• EXERCISE AIM: List each line of the data in which the string "不符合题意" appears.
☆ ☆ ☆ ☆
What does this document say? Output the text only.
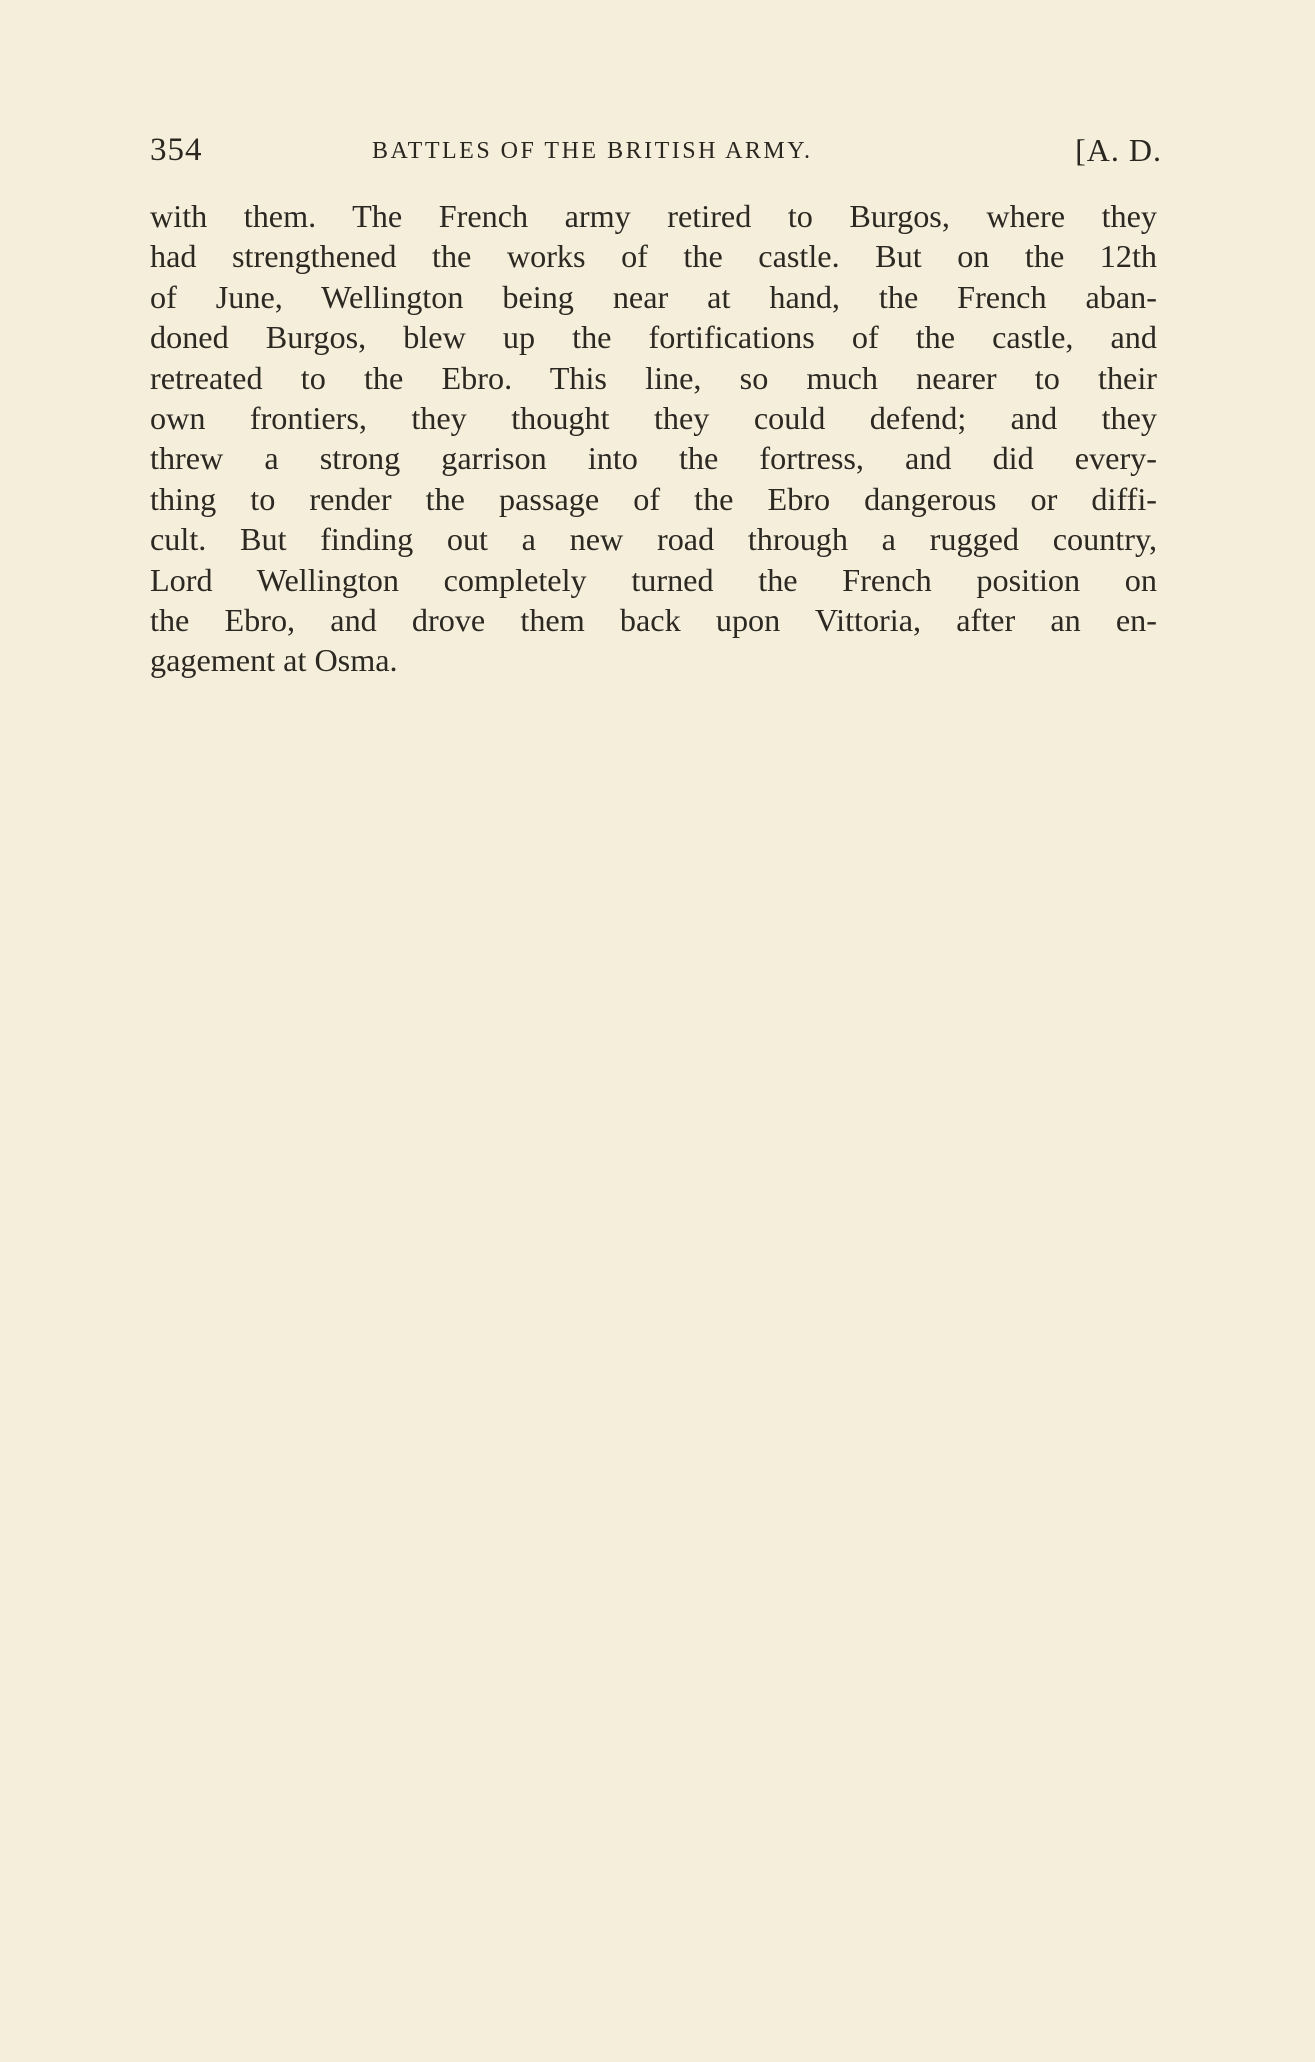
354	BATTLES OF THE BRITISH ARMY.	[A. D.

with them. The French army retired to Burgos, where they
had strengthened the works of the castle. But on the 12th
of June, Wellington being near at hand, the French aban-
doned Burgos, blew up the fortifications of the castle, and
retreated to the Ebro. This line, so much nearer to their
own frontiers, they thought they could defend; and they
threw a strong garrison into the fortress, and did every-
thing to render the passage of the Ebro dangerous or diffi-
cult. But finding out a new road through a rugged country,
Lord Wellington completely turned the French position on
the Ebro, and drove them back upon Vittoria, after an en-
gagement at Osma.
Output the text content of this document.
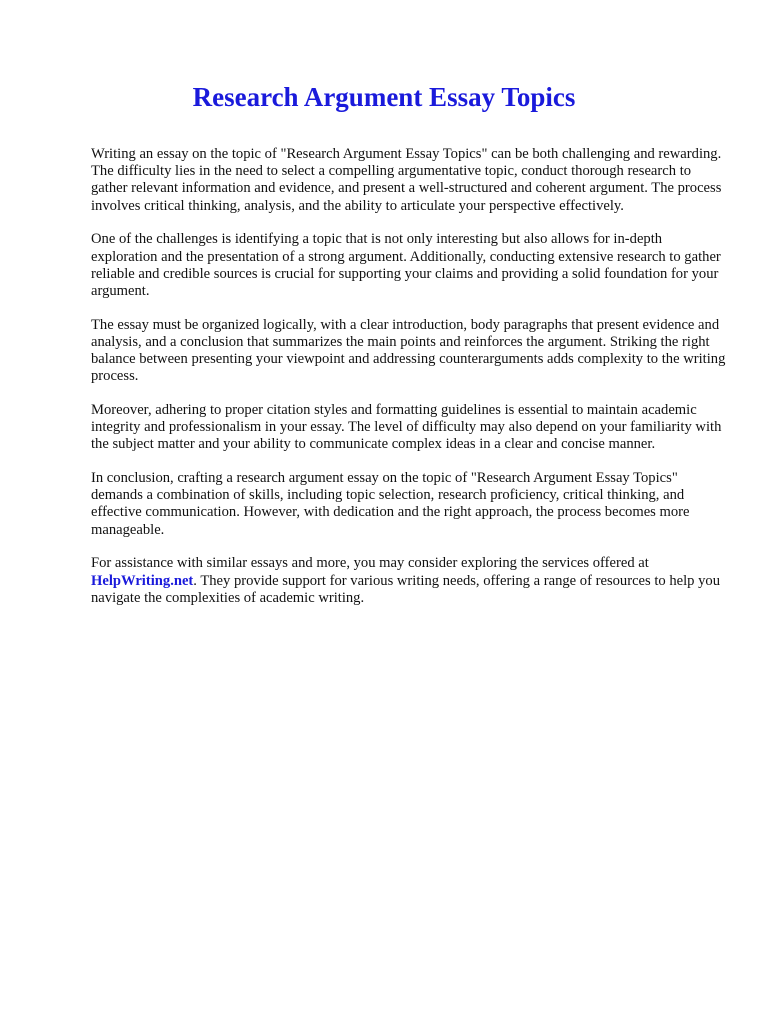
Research Argument Essay Topics

Writing an essay on the topic of "Research Argument Essay Topics" can be both challenging and rewarding. The difficulty lies in the need to select a compelling argumentative topic, conduct thorough research to gather relevant information and evidence, and present a well-structured and coherent argument. The process involves critical thinking, analysis, and the ability to articulate your perspective effectively.

One of the challenges is identifying a topic that is not only interesting but also allows for in-depth exploration and the presentation of a strong argument. Additionally, conducting extensive research to gather reliable and credible sources is crucial for supporting your claims and providing a solid foundation for your argument.

The essay must be organized logically, with a clear introduction, body paragraphs that present evidence and analysis, and a conclusion that summarizes the main points and reinforces the argument. Striking the right balance between presenting your viewpoint and addressing counterarguments adds complexity to the writing process.

Moreover, adhering to proper citation styles and formatting guidelines is essential to maintain academic integrity and professionalism in your essay. The level of difficulty may also depend on your familiarity with the subject matter and your ability to communicate complex ideas in a clear and concise manner.

In conclusion, crafting a research argument essay on the topic of "Research Argument Essay Topics" demands a combination of skills, including topic selection, research proficiency, critical thinking, and effective communication. However, with dedication and the right approach, the process becomes more manageable.

For assistance with similar essays and more, you may consider exploring the services offered at HelpWriting.net. They provide support for various writing needs, offering a range of resources to help you navigate the complexities of academic writing.
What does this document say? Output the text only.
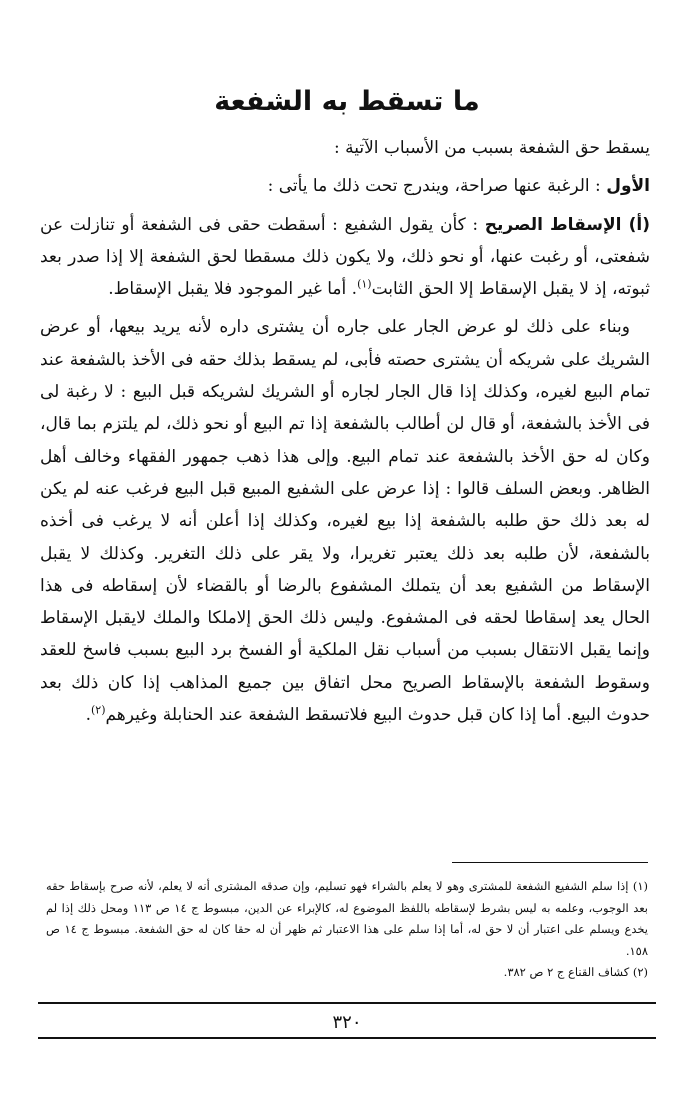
ما تسقط به الشفعة

يسقط حق الشفعة بسبب من الأسباب الآتية :

الأول : الرغبة عنها صراحة، ويندرج تحت ذلك ما يأتى :

(أ) الإسقاط الصريح : كأن يقول الشفيع : أسقطت حقى فى الشفعة أو تنازلت عن شفعتى، أو رغبت عنها، أو نحو ذلك، ولا يكون ذلك مسقطا لحق الشفعة إلا إذا صدر بعد ثبوته، إذ لا يقبل الإسقاط إلا الحق الثابت$^{(١)}$. أما غير الموجود فلا يقبل الإسقاط.

وبناء على ذلك لو عرض الجار على جاره أن يشترى داره لأنه يريد بيعها، أو عرض الشريك على شريكه أن يشترى حصته فأبى، لم يسقط بذلك حقه فى الأخذ بالشفعة عند تمام البيع لغيره، وكذلك إذا قال الجار لجاره أو الشريك لشريكه قبل البيع : لا رغبة لى فى الأخذ بالشفعة، أو قال لن أطالب بالشفعة إذا تم البيع أو نحو ذلك، لم يلتزم بما قال، وكان له حق الأخذ بالشفعة عند تمام البيع. وإلى هذا ذهب جمهور الفقهاء وخالف أهل الظاهر. وبعض السلف قالوا : إذا عرض على الشفيع المبيع قبل البيع فرغب عنه لم يكن له بعد ذلك حق طلبه بالشفعة إذا بيع لغيره، وكذلك إذا أعلن أنه لا يرغب فى أخذه بالشفعة، لأن طلبه بعد ذلك يعتبر تغريرا، ولا يقر على ذلك التغرير. وكذلك لا يقبل الإسقاط من الشفيع بعد أن يتملك المشفوع بالرضا أو بالقضاء لأن إسقاطه فى هذا الحال يعد إسقاطا لحقه فى المشفوع. وليس ذلك الحق إلاملكا والملك لايقبل الإسقاط وإنما يقبل الانتقال بسبب من أسباب نقل الملكية أو الفسخ برد البيع بسبب فاسخ للعقد وسقوط الشفعة بالإسقاط الصريح محل اتفاق بين جميع المذاهب إذا كان ذلك بعد حدوث البيع. أما إذا كان قبل حدوث البيع فلاتسقط الشفعة عند الحنابلة وغيرهم$^{(٢)}$.

(١) إذا سلم الشفيع الشفعة للمشترى وهو لا يعلم بالشراء فهو تسليم، وإن صدقه المشترى أنه لا يعلم، لأنه صرح بإسقاط حقه بعد الوجوب، وعلمه به ليس بشرط لإسقاطه باللفظ الموضوع له، كالإبراء عن الدين، مبسوط ج ١٤ ص ١١٣ ومحل ذلك إذا لم يخدع ويسلم على اعتبار أن لا حق له، أما إذا سلم على هذا الاعتبار ثم ظهر أن له حقا كان له حق الشفعة. مبسوط ج ١٤ ص ١٥٨.

(٢) كشاف القناع ج ٢ ص ٣٨٢.

٣٢٠
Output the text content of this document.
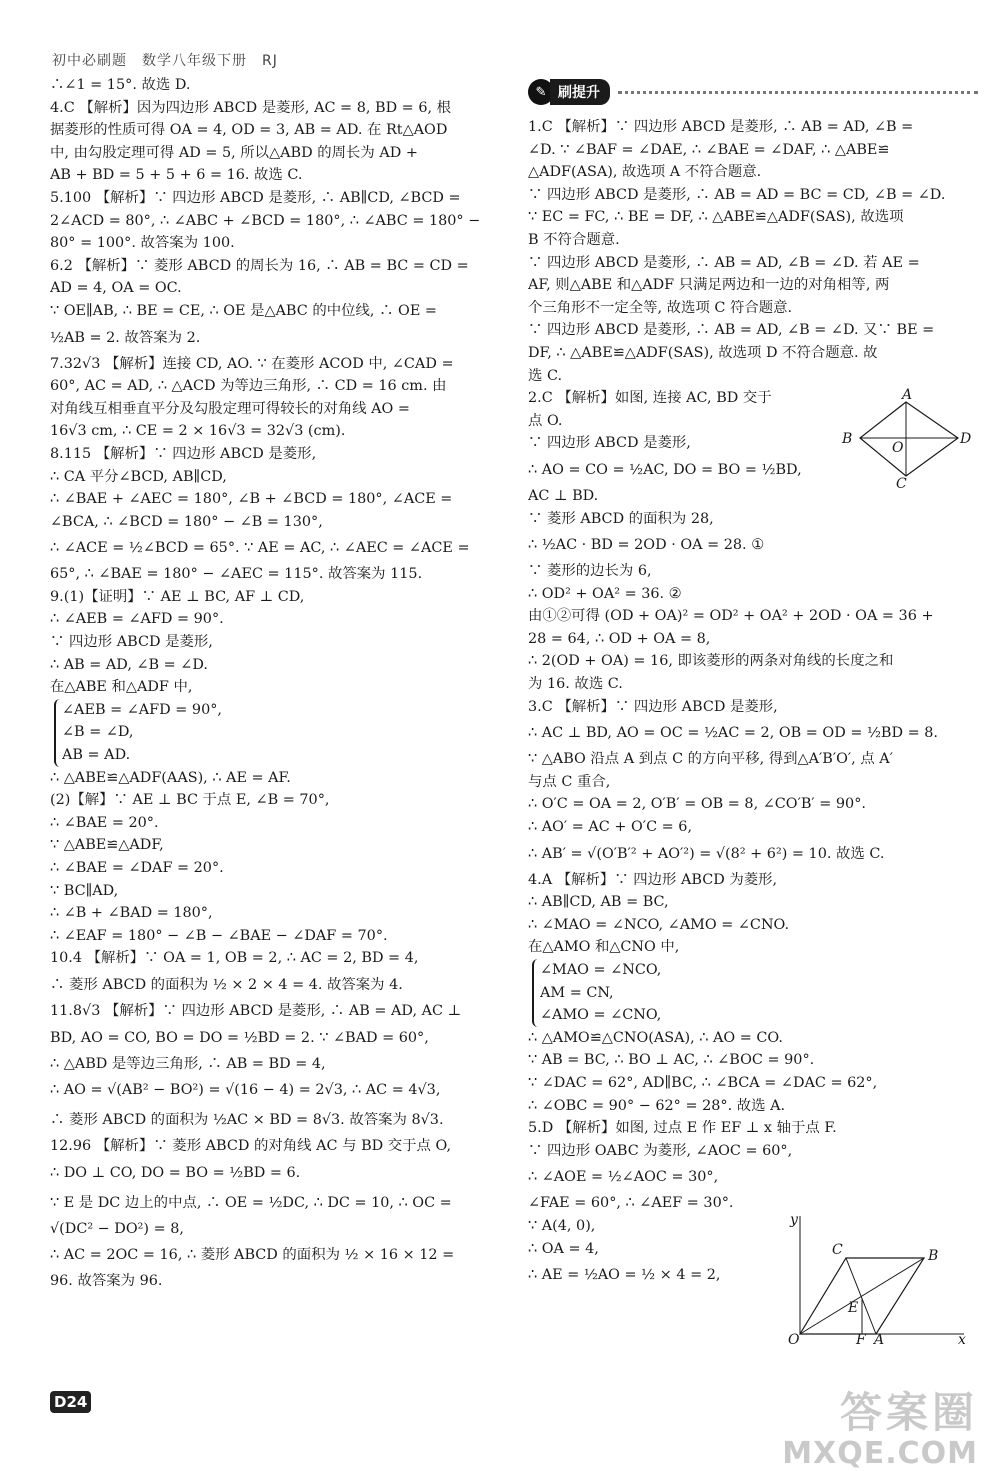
初中必刷题　数学八年级下册　RJ
✎ 刷提升
∴∠1 = 15°. 故选 D.
4.C 【解析】因为四边形 ABCD 是菱形, AC = 8, BD = 6, 根
据菱形的性质可得 OA = 4, OD = 3, AB = AD. 在 Rt△AOD
中, 由勾股定理可得 AD = 5, 所以△ABD 的周长为 AD +
AB + BD = 5 + 5 + 6 = 16. 故选 C.
5.100 【解析】∵ 四边形 ABCD 是菱形, ∴ AB∥CD, ∠BCD =
2∠ACD = 80°, ∴ ∠ABC + ∠BCD = 180°, ∴ ∠ABC = 180° −
80° = 100°. 故答案为 100.
6.2 【解析】∵ 菱形 ABCD 的周长为 16, ∴ AB = BC = CD =
AD = 4, OA = OC.
∵ OE∥AB, ∴ BE = CE, ∴ OE 是△ABC 的中位线, ∴ OE =
½AB = 2. 故答案为 2.
7.32√3 【解析】连接 CD, AO. ∵ 在菱形 ACOD 中, ∠CAD =
60°, AC = AD, ∴ △ACD 为等边三角形, ∴ CD = 16 cm. 由
对角线互相垂直平分及勾股定理可得较长的对角线 AO =
16√3 cm, ∴ CE = 2 × 16√3 = 32√3 (cm).
8.115 【解析】∵ 四边形 ABCD 是菱形,
∴ CA 平分∠BCD, AB∥CD,
∴ ∠BAE + ∠AEC = 180°, ∠B + ∠BCD = 180°, ∠ACE =
∠BCA, ∴ ∠BCD = 180° − ∠B = 130°,
∴ ∠ACE = ½∠BCD = 65°. ∵ AE = AC, ∴ ∠AEC = ∠ACE =
65°, ∴ ∠BAE = 180° − ∠AEC = 115°. 故答案为 115.
9.(1)【证明】∵ AE ⊥ BC, AF ⊥ CD,
∴ ∠AEB = ∠AFD = 90°.
∵ 四边形 ABCD 是菱形,
∴ AB = AD, ∠B = ∠D.
在△ABE 和△ADF 中,
∠AEB = ∠AFD = 90°,
∠B = ∠D,
AB = AD.
∴ △ABE≌△ADF(AAS), ∴ AE = AF.
(2)【解】∵ AE ⊥ BC 于点 E, ∠B = 70°,
∴ ∠BAE = 20°.
∵ △ABE≌△ADF,
∴ ∠BAE = ∠DAF = 20°.
∵ BC∥AD,
∴ ∠B + ∠BAD = 180°,
∴ ∠EAF = 180° − ∠B − ∠BAE − ∠DAF = 70°.
10.4 【解析】∵ OA = 1, OB = 2, ∴ AC = 2, BD = 4,
∴ 菱形 ABCD 的面积为 ½ × 2 × 4 = 4. 故答案为 4.
11.8√3 【解析】∵ 四边形 ABCD 是菱形, ∴ AB = AD, AC ⊥
BD, AO = CO, BO = DO = ½BD = 2. ∵ ∠BAD = 60°,
∴ △ABD 是等边三角形, ∴ AB = BD = 4,
∴ AO = √(AB² − BO²) = √(16 − 4) = 2√3, ∴ AC = 4√3,
∴ 菱形 ABCD 的面积为 ½AC × BD = 8√3. 故答案为 8√3.
12.96 【解析】∵ 菱形 ABCD 的对角线 AC 与 BD 交于点 O,
∴ DO ⊥ CO, DO = BO = ½BD = 6.
∵ E 是 DC 边上的中点, ∴ OE = ½DC, ∴ DC = 10, ∴ OC =
√(DC² − DO²) = 8,
∴ AC = 2OC = 16, ∴ 菱形 ABCD 的面积为 ½ × 16 × 12 =
96. 故答案为 96.
1.C 【解析】∵ 四边形 ABCD 是菱形, ∴ AB = AD, ∠B =
∠D. ∵ ∠BAF = ∠DAE, ∴ ∠BAE = ∠DAF, ∴ △ABE≌
△ADF(ASA), 故选项 A 不符合题意.
∵ 四边形 ABCD 是菱形, ∴ AB = AD = BC = CD, ∠B = ∠D.
∵ EC = FC, ∴ BE = DF, ∴ △ABE≌△ADF(SAS), 故选项
B 不符合题意.
∵ 四边形 ABCD 是菱形, ∴ AB = AD, ∠B = ∠D. 若 AE =
AF, 则△ABE 和△ADF 只满足两边和一边的对角相等, 两
个三角形不一定全等, 故选项 C 符合题意.
∵ 四边形 ABCD 是菱形, ∴ AB = AD, ∠B = ∠D. 又∵ BE =
DF, ∴ △ABE≌△ADF(SAS), 故选项 D 不符合题意. 故
选 C.
2.C 【解析】如图, 连接 AC, BD 交于
点 O.
∵ 四边形 ABCD 是菱形,
∴ AO = CO = ½AC, DO = BO = ½BD,
AC ⊥ BD.
∵ 菱形 ABCD 的面积为 28,
∴ ½AC · BD = 2OD · OA = 28. ①
∵ 菱形的边长为 6,
∴ OD² + OA² = 36. ②
由①②可得 (OD + OA)² = OD² + OA² + 2OD · OA = 36 +
28 = 64, ∴ OD + OA = 8,
∴ 2(OD + OA) = 16, 即该菱形的两条对角线的长度之和
为 16. 故选 C.
3.C 【解析】∵ 四边形 ABCD 是菱形,
∴ AC ⊥ BD, AO = OC = ½AC = 2, OB = OD = ½BD = 8.
∵ △ABO 沿点 A 到点 C 的方向平移, 得到△A′B′O′, 点 A′
与点 C 重合,
∴ O′C = OA = 2, O′B′ = OB = 8, ∠CO′B′ = 90°.
∴ AO′ = AC + O′C = 6,
∴ AB′ = √(O′B′² + AO′²) = √(8² + 6²) = 10. 故选 C.
4.A 【解析】∵ 四边形 ABCD 为菱形,
∴ AB∥CD, AB = BC,
∴ ∠MAO = ∠NCO, ∠AMO = ∠CNO.
在△AMO 和△CNO 中,
∠MAO = ∠NCO,
AM = CN,
∠AMO = ∠CNO,
∴ △AMO≌△CNO(ASA), ∴ AO = CO.
∵ AB = BC, ∴ BO ⊥ AC, ∴ ∠BOC = 90°.
∵ ∠DAC = 62°, AD∥BC, ∴ ∠BCA = ∠DAC = 62°,
∴ ∠OBC = 90° − 62° = 28°. 故选 A.
5.D 【解析】如图, 过点 E 作 EF ⊥ x 轴于点 F.
∵ 四边形 OABC 为菱形, ∠AOC = 60°,
∴ ∠AOE = ½∠AOC = 30°,
∠FAE = 60°, ∴ ∠AEF = 30°.
∵ A(4, 0),
∴ OA = 4,
∴ AE = ½AO = ½ × 4 = 2,
A
B
O
D
C
y
C	B
E
O	F A	x
D24	答案圈
MXQE.COM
☆ ☆ ☆ ☆
• RESULT FOR THIS EXERCISE:
△ADF(ASA), 故选项 A 不符合题意.
B 不符合题意.
DF, ∴ △ABE≌△ADF(SAS), 故选项 D 不符合题意. 故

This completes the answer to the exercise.